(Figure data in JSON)
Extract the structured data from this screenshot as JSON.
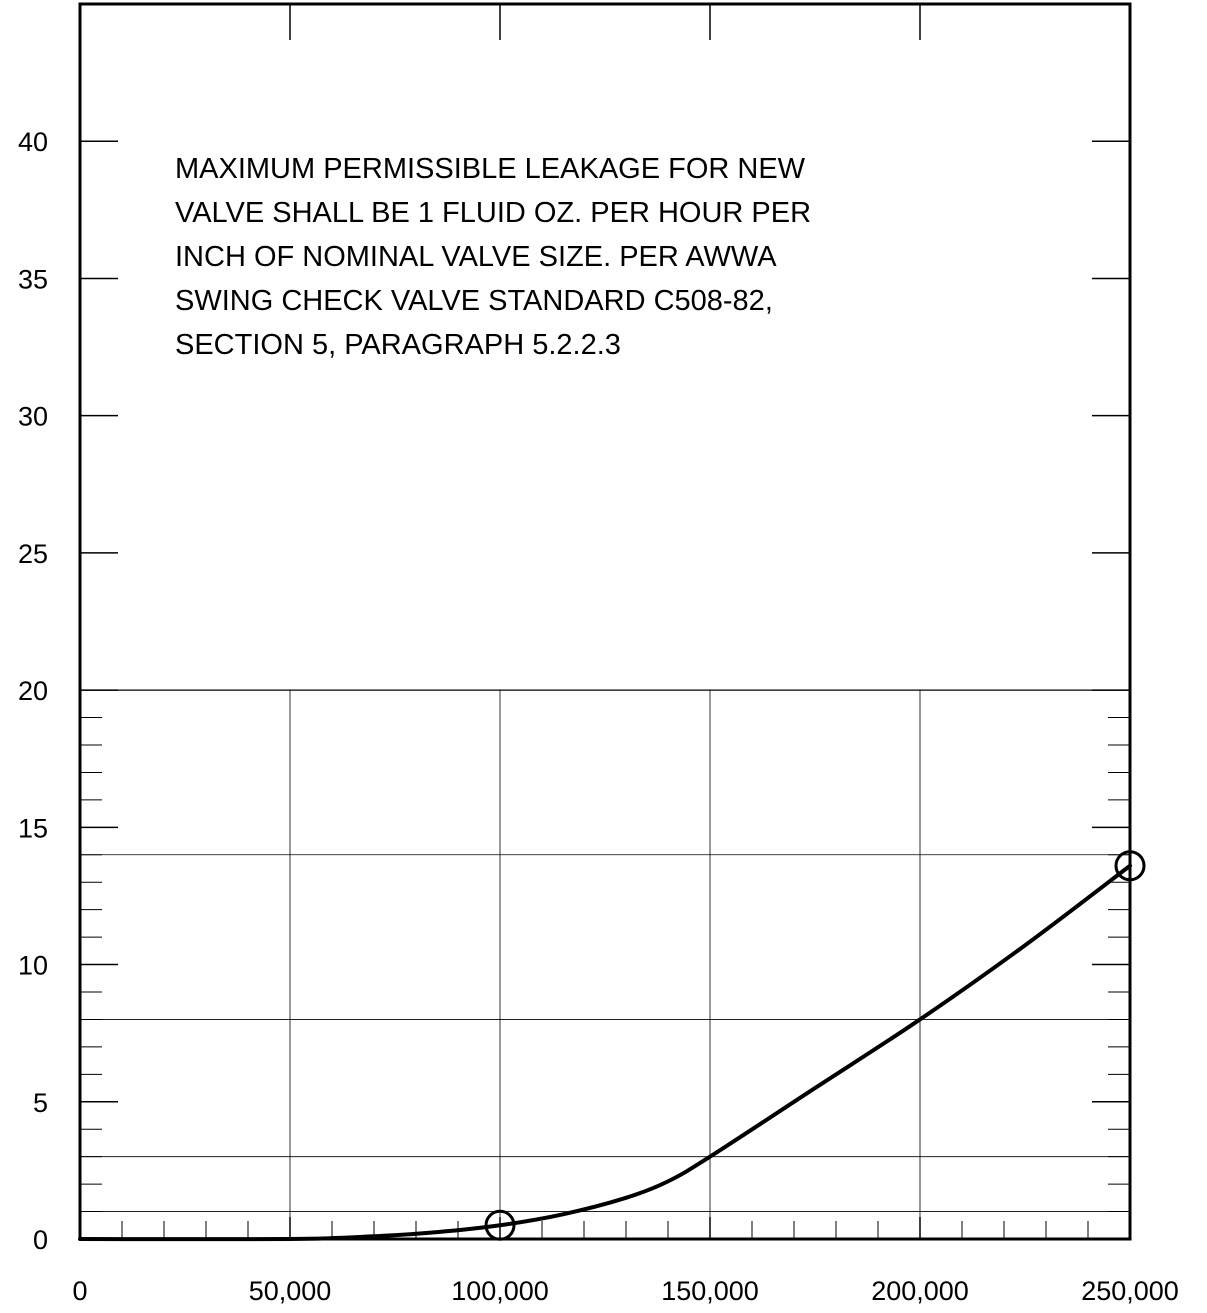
{
  "chart_data": {
    "type": "line",
    "title": "",
    "xlabel": "",
    "ylabel": "",
    "xlim": [
      0,
      250000
    ],
    "ylim": [
      0,
      45
    ],
    "x_ticks": [
      "0",
      "50,000",
      "100,000",
      "150,000",
      "200,000",
      "250,000"
    ],
    "y_ticks": [
      "0",
      "5",
      "10",
      "15",
      "20",
      "25",
      "30",
      "35",
      "40"
    ],
    "grid": "lower region (0-20) only",
    "annotation": [
      "MAXIMUM PERMISSIBLE LEAKAGE FOR NEW",
      "VALVE SHALL BE 1 FLUID OZ. PER HOUR PER",
      "INCH OF NOMINAL VALVE SIZE.  PER AWWA",
      "SWING CHECK VALVE STANDARD C508-82,",
      "SECTION 5, PARAGRAPH 5.2.2.3"
    ],
    "series": [
      {
        "x": [
          0,
          50000,
          70000,
          85000,
          100000,
          115000,
          130000,
          140000,
          150000,
          175000,
          200000,
          225000,
          250000
        ],
        "y": [
          0,
          0,
          0.1,
          0.25,
          0.5,
          0.9,
          1.5,
          2.1,
          3.0,
          5.5,
          8.0,
          10.7,
          13.6
        ]
      }
    ],
    "markers": [
      {
        "x": 100000,
        "y": 0.5
      },
      {
        "x": 250000,
        "y": 13.6
      }
    ]
  }
}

* **Goal**
Without the pictures, extract every entry verbatim.

* **Exercise result**
Extract the structured data from this screenshot as JSON.
{
  "chart_data": {
    "type": "line",
    "title": "",
    "xlabel": "",
    "ylabel": "",
    "xlim": [
      0,
      250000
    ],
    "ylim": [
      0,
      45
    ],
    "x_ticks": [
      "0",
      "50,000",
      "100,000",
      "150,000",
      "200,000",
      "250,000"
    ],
    "y_ticks": [
      "0",
      "5",
      "10",
      "15",
      "20",
      "25",
      "30",
      "35",
      "40"
    ],
    "grid": "lower region (0-20) only",
    "annotation": [
      "MAXIMUM PERMISSIBLE LEAKAGE FOR NEW",
      "VALVE SHALL BE 1 FLUID OZ. PER HOUR PER",
      "INCH OF NOMINAL VALVE SIZE.  PER AWWA",
      "SWING CHECK VALVE STANDARD C508-82,",
      "SECTION 5, PARAGRAPH 5.2.2.3"
    ],
    "series": [
      {
        "x": [
          0,
          50000,
          70000,
          85000,
          100000,
          115000,
          130000,
          140000,
          150000,
          175000,
          200000,
          225000,
          250000
        ],
        "y": [
          0,
          0,
          0.1,
          0.25,
          0.5,
          0.9,
          1.5,
          2.1,
          3.0,
          5.5,
          8.0,
          10.7,
          13.6
        ]
      }
    ],
    "markers": [
      {
        "x": 100000,
        "y": 0.5
      },
      {
        "x": 250000,
        "y": 13.6
      }
    ]
  }
}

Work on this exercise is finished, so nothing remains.